[Collected data entries]
— begin —

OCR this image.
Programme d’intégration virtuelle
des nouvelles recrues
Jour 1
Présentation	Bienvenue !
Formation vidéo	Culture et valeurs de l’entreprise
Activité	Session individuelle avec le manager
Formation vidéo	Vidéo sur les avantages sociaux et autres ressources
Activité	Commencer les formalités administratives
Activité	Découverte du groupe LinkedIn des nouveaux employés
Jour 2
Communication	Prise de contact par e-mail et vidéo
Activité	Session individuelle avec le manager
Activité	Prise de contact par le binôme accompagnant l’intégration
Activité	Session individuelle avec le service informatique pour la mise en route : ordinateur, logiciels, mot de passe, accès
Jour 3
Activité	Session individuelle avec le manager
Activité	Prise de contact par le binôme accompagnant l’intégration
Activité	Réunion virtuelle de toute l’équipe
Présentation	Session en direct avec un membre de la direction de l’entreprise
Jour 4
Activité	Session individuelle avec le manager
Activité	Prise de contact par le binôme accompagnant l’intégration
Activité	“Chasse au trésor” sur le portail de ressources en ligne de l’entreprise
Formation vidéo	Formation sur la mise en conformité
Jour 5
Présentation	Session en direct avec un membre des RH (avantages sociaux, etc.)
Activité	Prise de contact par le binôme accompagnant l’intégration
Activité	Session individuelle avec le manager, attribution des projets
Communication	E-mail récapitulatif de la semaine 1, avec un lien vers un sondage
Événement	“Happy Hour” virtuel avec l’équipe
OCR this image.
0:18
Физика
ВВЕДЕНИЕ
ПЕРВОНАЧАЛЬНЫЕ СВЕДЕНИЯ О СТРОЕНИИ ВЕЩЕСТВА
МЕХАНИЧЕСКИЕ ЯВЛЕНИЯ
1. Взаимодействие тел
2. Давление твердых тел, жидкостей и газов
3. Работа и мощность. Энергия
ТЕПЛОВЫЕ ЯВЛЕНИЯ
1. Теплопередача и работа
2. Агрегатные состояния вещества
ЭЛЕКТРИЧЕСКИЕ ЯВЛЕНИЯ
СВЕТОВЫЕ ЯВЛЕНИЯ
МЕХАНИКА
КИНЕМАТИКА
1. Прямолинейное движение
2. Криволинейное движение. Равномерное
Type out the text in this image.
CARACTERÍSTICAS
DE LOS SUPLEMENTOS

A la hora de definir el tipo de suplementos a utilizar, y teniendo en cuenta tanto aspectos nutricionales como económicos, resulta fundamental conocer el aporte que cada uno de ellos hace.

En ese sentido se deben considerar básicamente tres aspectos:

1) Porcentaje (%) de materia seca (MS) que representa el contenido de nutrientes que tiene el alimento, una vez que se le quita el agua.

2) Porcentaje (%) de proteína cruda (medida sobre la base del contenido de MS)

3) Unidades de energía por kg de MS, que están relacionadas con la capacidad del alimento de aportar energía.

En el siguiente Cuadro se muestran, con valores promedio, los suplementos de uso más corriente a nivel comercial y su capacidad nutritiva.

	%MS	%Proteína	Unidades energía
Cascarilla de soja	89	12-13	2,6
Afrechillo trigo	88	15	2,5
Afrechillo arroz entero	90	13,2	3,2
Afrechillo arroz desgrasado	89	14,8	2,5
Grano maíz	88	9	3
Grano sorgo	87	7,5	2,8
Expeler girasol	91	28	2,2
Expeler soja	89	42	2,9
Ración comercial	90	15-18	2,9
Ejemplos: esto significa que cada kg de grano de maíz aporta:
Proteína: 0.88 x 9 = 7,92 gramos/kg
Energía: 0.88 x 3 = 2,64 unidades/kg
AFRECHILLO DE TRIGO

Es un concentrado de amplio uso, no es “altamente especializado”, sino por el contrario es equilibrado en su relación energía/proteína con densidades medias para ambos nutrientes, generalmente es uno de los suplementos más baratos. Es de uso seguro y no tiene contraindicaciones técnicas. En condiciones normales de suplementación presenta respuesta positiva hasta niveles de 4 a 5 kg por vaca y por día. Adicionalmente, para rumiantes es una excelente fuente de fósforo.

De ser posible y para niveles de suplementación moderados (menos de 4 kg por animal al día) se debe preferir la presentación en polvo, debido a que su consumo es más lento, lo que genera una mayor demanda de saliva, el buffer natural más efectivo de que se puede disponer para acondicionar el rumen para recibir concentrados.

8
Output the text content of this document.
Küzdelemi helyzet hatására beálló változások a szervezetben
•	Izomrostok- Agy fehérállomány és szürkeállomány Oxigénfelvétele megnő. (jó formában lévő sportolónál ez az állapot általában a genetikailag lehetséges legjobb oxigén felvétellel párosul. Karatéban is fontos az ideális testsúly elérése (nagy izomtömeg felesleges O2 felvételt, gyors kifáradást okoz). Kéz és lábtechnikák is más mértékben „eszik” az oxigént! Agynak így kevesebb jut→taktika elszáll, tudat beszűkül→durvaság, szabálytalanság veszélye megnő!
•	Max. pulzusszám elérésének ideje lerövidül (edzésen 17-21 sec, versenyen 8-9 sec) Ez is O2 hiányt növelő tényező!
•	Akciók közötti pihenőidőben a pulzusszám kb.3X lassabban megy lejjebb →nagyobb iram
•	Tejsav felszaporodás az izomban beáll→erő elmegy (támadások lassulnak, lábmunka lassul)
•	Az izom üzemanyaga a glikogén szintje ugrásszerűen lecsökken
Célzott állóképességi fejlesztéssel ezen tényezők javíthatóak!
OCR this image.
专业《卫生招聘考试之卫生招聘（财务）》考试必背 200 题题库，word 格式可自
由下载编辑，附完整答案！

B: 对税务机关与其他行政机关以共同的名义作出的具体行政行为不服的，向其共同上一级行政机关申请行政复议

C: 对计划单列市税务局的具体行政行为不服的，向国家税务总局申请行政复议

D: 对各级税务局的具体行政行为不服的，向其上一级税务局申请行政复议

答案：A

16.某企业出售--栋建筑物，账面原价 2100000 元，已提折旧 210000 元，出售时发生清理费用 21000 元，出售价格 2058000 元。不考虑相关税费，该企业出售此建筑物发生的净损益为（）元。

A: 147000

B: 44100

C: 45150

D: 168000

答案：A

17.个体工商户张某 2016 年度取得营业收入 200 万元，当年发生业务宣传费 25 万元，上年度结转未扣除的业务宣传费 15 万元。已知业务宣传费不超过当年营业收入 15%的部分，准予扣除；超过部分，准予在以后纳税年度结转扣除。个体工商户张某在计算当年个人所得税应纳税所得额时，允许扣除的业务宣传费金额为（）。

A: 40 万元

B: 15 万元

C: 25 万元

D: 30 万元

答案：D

— end —

- [PROBLEM TO SOLVE]:
Transcribe the full listing above without leaving anything out.

- [IN RESPONSE]:
OCR this image.
Programme d’intégration virtuelle
des nouvelles recrues
Jour 1
Présentation	Bienvenue !
Formation vidéo	Culture et valeurs de l’entreprise
Activité	Session individuelle avec le manager
Formation vidéo	Vidéo sur les avantages sociaux et autres ressources
Activité	Commencer les formalités administratives
Activité	Découverte du groupe LinkedIn des nouveaux employés
Jour 2
Communication	Prise de contact par e-mail et vidéo
Activité	Session individuelle avec le manager
Activité	Prise de contact par le binôme accompagnant l’intégration
Activité	Session individuelle avec le service informatique pour la mise en route : ordinateur, logiciels, mot de passe, accès
Jour 3
Activité	Session individuelle avec le manager
Activité	Prise de contact par le binôme accompagnant l’intégration
Activité	Réunion virtuelle de toute l’équipe
Présentation	Session en direct avec un membre de la direction de l’entreprise
Jour 4
Activité	Session individuelle avec le manager
Activité	Prise de contact par le binôme accompagnant l’intégration
Activité	“Chasse au trésor” sur le portail de ressources en ligne de l’entreprise
Formation vidéo	Formation sur la mise en conformité
Jour 5
Présentation	Session en direct avec un membre des RH (avantages sociaux, etc.)
Activité	Prise de contact par le binôme accompagnant l’intégration
Activité	Session individuelle avec le manager, attribution des projets
Communication	E-mail récapitulatif de la semaine 1, avec un lien vers un sondage
Événement	“Happy Hour” virtuel avec l’équipe
OCR this image.
0:18
Физика
ВВЕДЕНИЕ
ПЕРВОНАЧАЛЬНЫЕ СВЕДЕНИЯ О СТРОЕНИИ ВЕЩЕСТВА
МЕХАНИЧЕСКИЕ ЯВЛЕНИЯ
1. Взаимодействие тел
2. Давление твердых тел, жидкостей и газов
3. Работа и мощность. Энергия
ТЕПЛОВЫЕ ЯВЛЕНИЯ
1. Теплопередача и работа
2. Агрегатные состояния вещества
ЭЛЕКТРИЧЕСКИЕ ЯВЛЕНИЯ
СВЕТОВЫЕ ЯВЛЕНИЯ
МЕХАНИКА
КИНЕМАТИКА
1. Прямолинейное движение
2. Криволинейное движение. Равномерное
Type out the text in this image.
CARACTERÍSTICAS
DE LOS SUPLEMENTOS

A la hora de definir el tipo de suplementos a utilizar, y teniendo en cuenta tanto aspectos nutricionales como económicos, resulta fundamental conocer el aporte que cada uno de ellos hace.

En ese sentido se deben considerar básicamente tres aspectos:

1) Porcentaje (%) de materia seca (MS) que representa el contenido de nutrientes que tiene el alimento, una vez que se le quita el agua.

2) Porcentaje (%) de proteína cruda (medida sobre la base del contenido de MS)

3) Unidades de energía por kg de MS, que están relacionadas con la capacidad del alimento de aportar energía.

En el siguiente Cuadro se muestran, con valores promedio, los suplementos de uso más corriente a nivel comercial y su capacidad nutritiva.

	%MS	%Proteína	Unidades energía
Cascarilla de soja	89	12-13	2,6
Afrechillo trigo	88	15	2,5
Afrechillo arroz entero	90	13,2	3,2
Afrechillo arroz desgrasado	89	14,8	2,5
Grano maíz	88	9	3
Grano sorgo	87	7,5	2,8
Expeler girasol	91	28	2,2
Expeler soja	89	42	2,9
Ración comercial	90	15-18	2,9
Ejemplos: esto significa que cada kg de grano de maíz aporta:
Proteína: 0.88 x 9 = 7,92 gramos/kg
Energía: 0.88 x 3 = 2,64 unidades/kg
AFRECHILLO DE TRIGO

Es un concentrado de amplio uso, no es “altamente especializado”, sino por el contrario es equilibrado en su relación energía/proteína con densidades medias para ambos nutrientes, generalmente es uno de los suplementos más baratos. Es de uso seguro y no tiene contraindicaciones técnicas. En condiciones normales de suplementación presenta respuesta positiva hasta niveles de 4 a 5 kg por vaca y por día. Adicionalmente, para rumiantes es una excelente fuente de fósforo.

De ser posible y para niveles de suplementación moderados (menos de 4 kg por animal al día) se debe preferir la presentación en polvo, debido a que su consumo es más lento, lo que genera una mayor demanda de saliva, el buffer natural más efectivo de que se puede disponer para acondicionar el rumen para recibir concentrados.

8
Output the text content of this document.
Küzdelemi helyzet hatására beálló változások a szervezetben
•	Izomrostok- Agy fehérállomány és szürkeállomány Oxigénfelvétele megnő. (jó formában lévő sportolónál ez az állapot általában a genetikailag lehetséges legjobb oxigén felvétellel párosul. Karatéban is fontos az ideális testsúly elérése (nagy izomtömeg felesleges O2 felvételt, gyors kifáradást okoz). Kéz és lábtechnikák is más mértékben „eszik” az oxigént! Agynak így kevesebb jut→taktika elszáll, tudat beszűkül→durvaság, szabálytalanság veszélye megnő!
•	Max. pulzusszám elérésének ideje lerövidül (edzésen 17-21 sec, versenyen 8-9 sec) Ez is O2 hiányt növelő tényező!
•	Akciók közötti pihenőidőben a pulzusszám kb.3X lassabban megy lejjebb →nagyobb iram
•	Tejsav felszaporodás az izomban beáll→erő elmegy (támadások lassulnak, lábmunka lassul)
•	Az izom üzemanyaga a glikogén szintje ugrásszerűen lecsökken
Célzott állóképességi fejlesztéssel ezen tényezők javíthatóak!
OCR this image.
专业《卫生招聘考试之卫生招聘（财务）》考试必背 200 题题库，word 格式可自
由下载编辑，附完整答案！

B: 对税务机关与其他行政机关以共同的名义作出的具体行政行为不服的，向其共同上一级行政机关申请行政复议

C: 对计划单列市税务局的具体行政行为不服的，向国家税务总局申请行政复议

D: 对各级税务局的具体行政行为不服的，向其上一级税务局申请行政复议

答案：A

16.某企业出售--栋建筑物，账面原价 2100000 元，已提折旧 210000 元，出售时发生清理费用 21000 元，出售价格 2058000 元。不考虑相关税费，该企业出售此建筑物发生的净损益为（）元。

A: 147000

B: 44100

C: 45150

D: 168000

答案：A

17.个体工商户张某 2016 年度取得营业收入 200 万元，当年发生业务宣传费 25 万元，上年度结转未扣除的业务宣传费 15 万元。已知业务宣传费不超过当年营业收入 15%的部分，准予扣除；超过部分，准予在以后纳税年度结转扣除。个体工商户张某在计算当年个人所得税应纳税所得额时，允许扣除的业务宣传费金额为（）。

A: 40 万元

B: 15 万元

C: 25 万元

D: 30 万元

答案：D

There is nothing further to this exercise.